● Work required
Repeat the entries below exactly as they appear, with no pictures.
Begin Entries shown
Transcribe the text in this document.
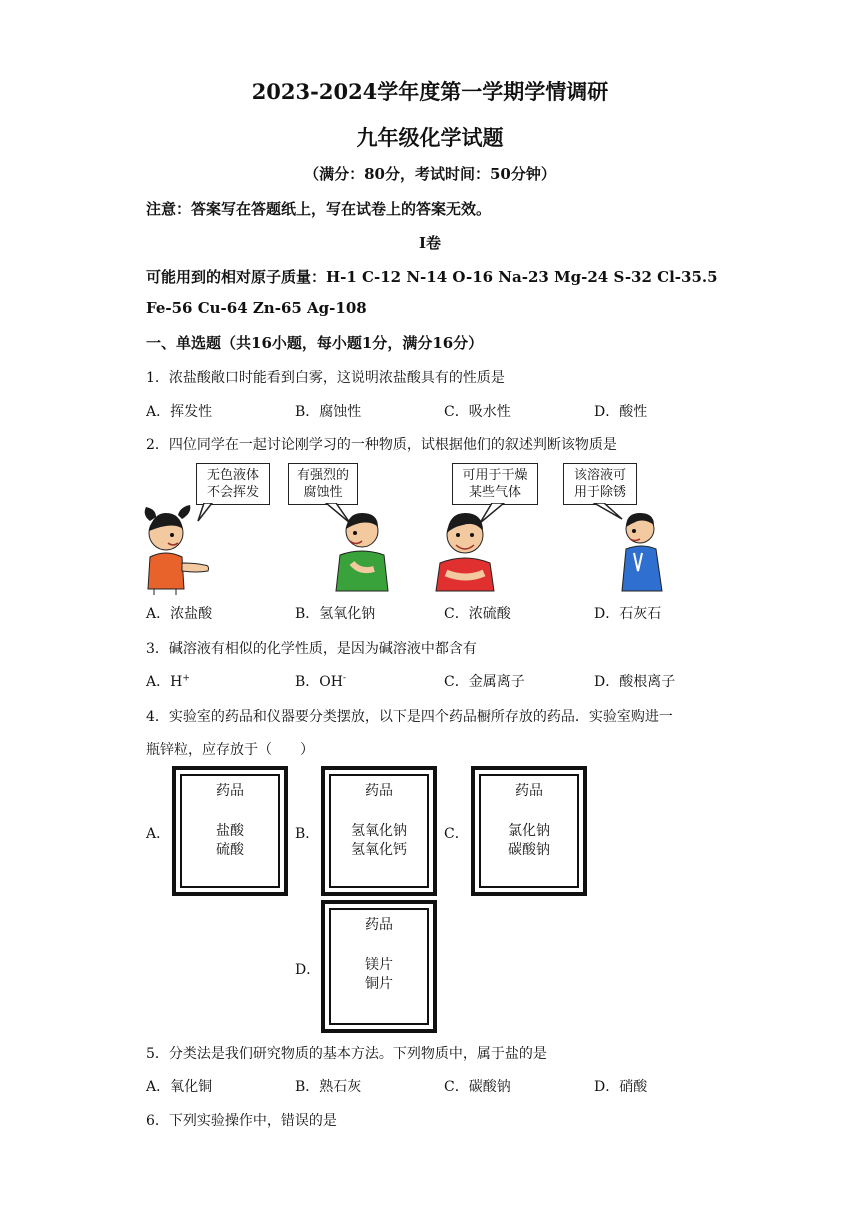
2023-2024学年度第一学期学情调研
九年级化学试题
（满分：80分，考试时间：50分钟）
注意：答案写在答题纸上，写在试卷上的答案无效。
I卷
可能用到的相对原子质量：H-1 C-12 N-14 O-16 Na-23 Mg-24 S-32 Cl-35.5
Fe-56 Cu-64 Zn-65 Ag-108
一、单选题（共16小题，每小题1分，满分16分）
1．浓盐酸敞口时能看到白雾，这说明浓盐酸具有的性质是
A．挥发性	B．腐蚀性	C．吸水性	D．酸性
2．四位同学在一起讨论刚学习的一种物质，试根据他们的叙述判断该物质是
无色液体
不会挥发
有强烈的
腐蚀性
可用于干燥
某些气体
该溶液可
用于除锈
A．浓盐酸	B．氢氧化钠	C．浓硫酸	D．石灰石
3．碱溶液有相似的化学性质，是因为碱溶液中都含有
A．H+	B．OH-	C．金属离子	D．酸根离子
4．实验室的药品和仪器要分类摆放，以下是四个药品橱所存放的药品．实验室购进一
瓶锌粒，应存放于（　　）
A．
药品
盐酸
硫酸
B．
药品
氢氧化钠
氢氧化钙
C．
药品
氯化钠
碳酸钠
D．
药品
镁片
铜片
5．分类法是我们研究物质的基本方法。下列物质中，属于盐的是
A．氧化铜	B．熟石灰	C．碳酸钠	D．硝酸
6．下列实验操作中，错误的是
End Entries shown
● Solution for this exercise
Transcribe the text in this document.
2023-2024学年度第一学期学情调研
九年级化学试题
（满分：80分，考试时间：50分钟）
注意：答案写在答题纸上，写在试卷上的答案无效。
I卷
可能用到的相对原子质量：H-1 C-12 N-14 O-16 Na-23 Mg-24 S-32 Cl-35.5
Fe-56 Cu-64 Zn-65 Ag-108
一、单选题（共16小题，每小题1分，满分16分）
1．浓盐酸敞口时能看到白雾，这说明浓盐酸具有的性质是
A．挥发性	B．腐蚀性	C．吸水性	D．酸性
2．四位同学在一起讨论刚学习的一种物质，试根据他们的叙述判断该物质是
无色液体
不会挥发
有强烈的
腐蚀性
可用于干燥
某些气体
该溶液可
用于除锈
A．浓盐酸	B．氢氧化钠	C．浓硫酸	D．石灰石
3．碱溶液有相似的化学性质，是因为碱溶液中都含有
A．H+	B．OH-	C．金属离子	D．酸根离子
4．实验室的药品和仪器要分类摆放，以下是四个药品橱所存放的药品．实验室购进一
瓶锌粒，应存放于（　　）
A．
药品
盐酸
硫酸
B．
药品
氢氧化钠
氢氧化钙
C．
药品
氯化钠
碳酸钠
D．
药品
镁片
铜片
5．分类法是我们研究物质的基本方法。下列物质中，属于盐的是
A．氧化铜	B．熟石灰	C．碳酸钠	D．硝酸
6．下列实验操作中，错误的是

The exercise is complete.